Saved entries =>

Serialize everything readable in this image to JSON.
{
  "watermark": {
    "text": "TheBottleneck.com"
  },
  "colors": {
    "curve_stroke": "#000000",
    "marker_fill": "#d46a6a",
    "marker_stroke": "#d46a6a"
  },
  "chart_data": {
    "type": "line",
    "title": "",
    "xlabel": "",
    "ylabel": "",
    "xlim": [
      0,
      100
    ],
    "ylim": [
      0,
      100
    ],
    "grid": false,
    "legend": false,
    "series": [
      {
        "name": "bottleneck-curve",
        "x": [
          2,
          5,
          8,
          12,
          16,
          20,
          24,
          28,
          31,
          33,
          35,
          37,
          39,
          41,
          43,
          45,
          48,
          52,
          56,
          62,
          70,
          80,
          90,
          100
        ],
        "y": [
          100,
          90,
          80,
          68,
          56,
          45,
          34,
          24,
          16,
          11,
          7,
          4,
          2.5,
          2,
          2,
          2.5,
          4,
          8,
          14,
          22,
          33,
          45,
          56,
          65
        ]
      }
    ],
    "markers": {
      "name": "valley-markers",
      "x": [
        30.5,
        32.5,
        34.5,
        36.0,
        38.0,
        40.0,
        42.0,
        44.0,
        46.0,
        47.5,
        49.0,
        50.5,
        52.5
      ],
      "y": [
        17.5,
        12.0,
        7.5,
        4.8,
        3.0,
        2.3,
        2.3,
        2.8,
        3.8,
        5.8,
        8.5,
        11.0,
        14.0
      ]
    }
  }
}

* * *

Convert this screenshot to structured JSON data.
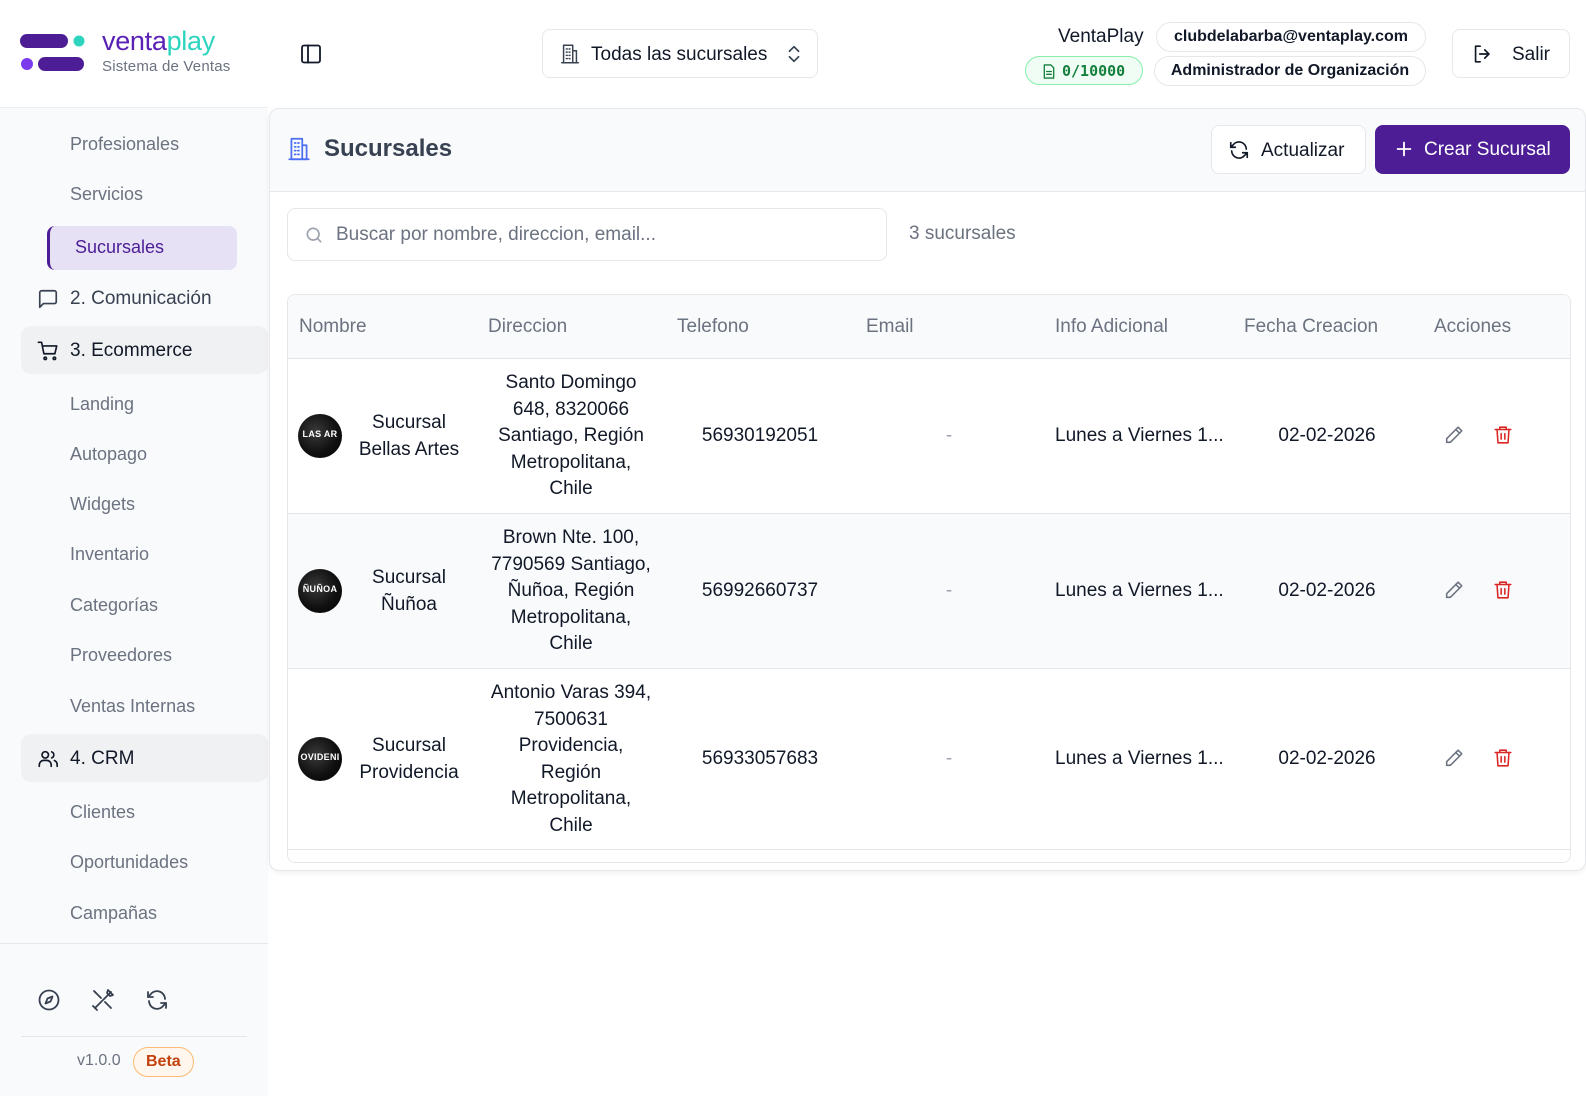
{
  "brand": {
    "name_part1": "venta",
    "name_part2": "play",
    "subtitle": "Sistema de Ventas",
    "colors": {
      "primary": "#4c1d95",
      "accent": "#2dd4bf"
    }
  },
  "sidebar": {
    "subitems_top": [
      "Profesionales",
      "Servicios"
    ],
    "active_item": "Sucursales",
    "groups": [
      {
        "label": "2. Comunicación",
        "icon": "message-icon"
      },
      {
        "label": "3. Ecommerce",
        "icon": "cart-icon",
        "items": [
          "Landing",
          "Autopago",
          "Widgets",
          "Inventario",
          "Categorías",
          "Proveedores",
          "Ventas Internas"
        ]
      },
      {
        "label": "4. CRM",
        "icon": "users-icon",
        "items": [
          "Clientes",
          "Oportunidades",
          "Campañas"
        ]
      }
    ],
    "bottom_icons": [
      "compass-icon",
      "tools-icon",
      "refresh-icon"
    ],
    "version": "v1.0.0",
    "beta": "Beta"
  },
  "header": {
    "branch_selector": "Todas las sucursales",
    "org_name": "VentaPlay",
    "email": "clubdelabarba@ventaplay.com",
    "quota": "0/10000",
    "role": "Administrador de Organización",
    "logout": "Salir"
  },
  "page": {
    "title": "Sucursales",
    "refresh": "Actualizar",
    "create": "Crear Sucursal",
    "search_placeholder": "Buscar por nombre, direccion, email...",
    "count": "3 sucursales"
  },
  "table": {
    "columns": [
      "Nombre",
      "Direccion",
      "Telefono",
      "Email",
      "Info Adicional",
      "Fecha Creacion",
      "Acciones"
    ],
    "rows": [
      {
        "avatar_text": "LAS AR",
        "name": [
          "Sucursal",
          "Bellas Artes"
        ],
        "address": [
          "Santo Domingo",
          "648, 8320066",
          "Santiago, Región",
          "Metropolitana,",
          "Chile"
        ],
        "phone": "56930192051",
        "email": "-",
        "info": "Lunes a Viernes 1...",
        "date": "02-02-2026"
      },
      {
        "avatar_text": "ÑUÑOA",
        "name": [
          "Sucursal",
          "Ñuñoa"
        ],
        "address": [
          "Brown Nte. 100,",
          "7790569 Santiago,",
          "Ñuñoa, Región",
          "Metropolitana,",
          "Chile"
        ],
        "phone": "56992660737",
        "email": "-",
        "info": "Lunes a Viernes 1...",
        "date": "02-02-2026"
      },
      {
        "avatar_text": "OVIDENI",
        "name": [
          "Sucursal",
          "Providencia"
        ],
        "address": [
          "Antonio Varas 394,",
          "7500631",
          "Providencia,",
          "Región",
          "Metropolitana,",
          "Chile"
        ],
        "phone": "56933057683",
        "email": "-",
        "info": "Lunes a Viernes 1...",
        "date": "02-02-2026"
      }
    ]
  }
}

* * *

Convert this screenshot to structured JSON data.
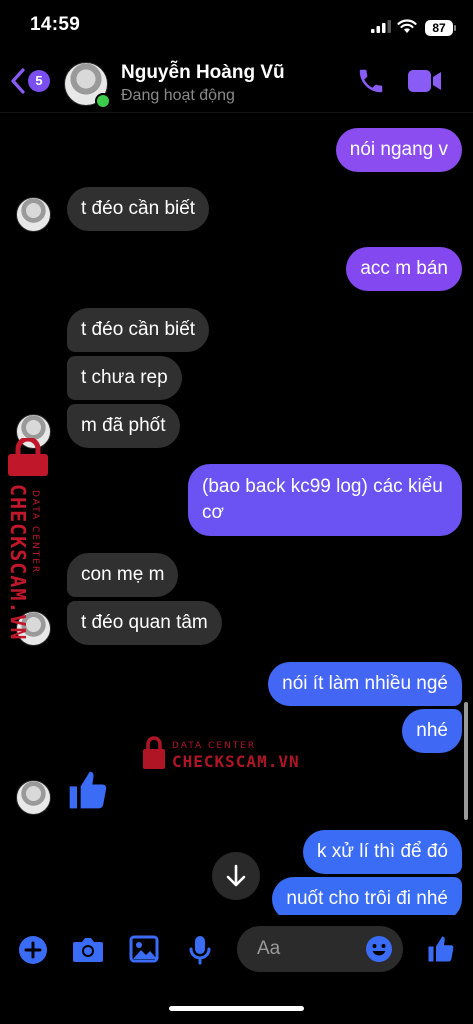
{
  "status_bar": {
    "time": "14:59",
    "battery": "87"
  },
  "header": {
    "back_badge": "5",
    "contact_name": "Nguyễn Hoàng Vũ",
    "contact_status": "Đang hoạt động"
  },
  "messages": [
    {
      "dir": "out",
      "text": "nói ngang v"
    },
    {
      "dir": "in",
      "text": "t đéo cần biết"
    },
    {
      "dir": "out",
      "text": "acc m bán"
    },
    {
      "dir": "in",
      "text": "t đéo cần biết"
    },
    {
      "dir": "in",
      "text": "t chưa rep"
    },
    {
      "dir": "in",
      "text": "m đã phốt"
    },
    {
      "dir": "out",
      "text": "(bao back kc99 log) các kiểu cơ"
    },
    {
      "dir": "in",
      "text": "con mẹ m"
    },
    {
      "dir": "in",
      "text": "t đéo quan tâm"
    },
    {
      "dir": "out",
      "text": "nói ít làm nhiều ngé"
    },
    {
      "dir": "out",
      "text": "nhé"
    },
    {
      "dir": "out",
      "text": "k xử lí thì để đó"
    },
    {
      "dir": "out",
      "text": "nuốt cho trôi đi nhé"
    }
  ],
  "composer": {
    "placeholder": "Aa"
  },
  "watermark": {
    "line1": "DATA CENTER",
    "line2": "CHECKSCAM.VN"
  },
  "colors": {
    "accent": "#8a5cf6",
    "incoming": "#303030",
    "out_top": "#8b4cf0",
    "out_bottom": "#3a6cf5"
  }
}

Task instructions => For the listing above, identify each line bearing "Ventas".

Complete answer =>
    "subtitle": "Sistema de Ventas",
          "Ventas Internas"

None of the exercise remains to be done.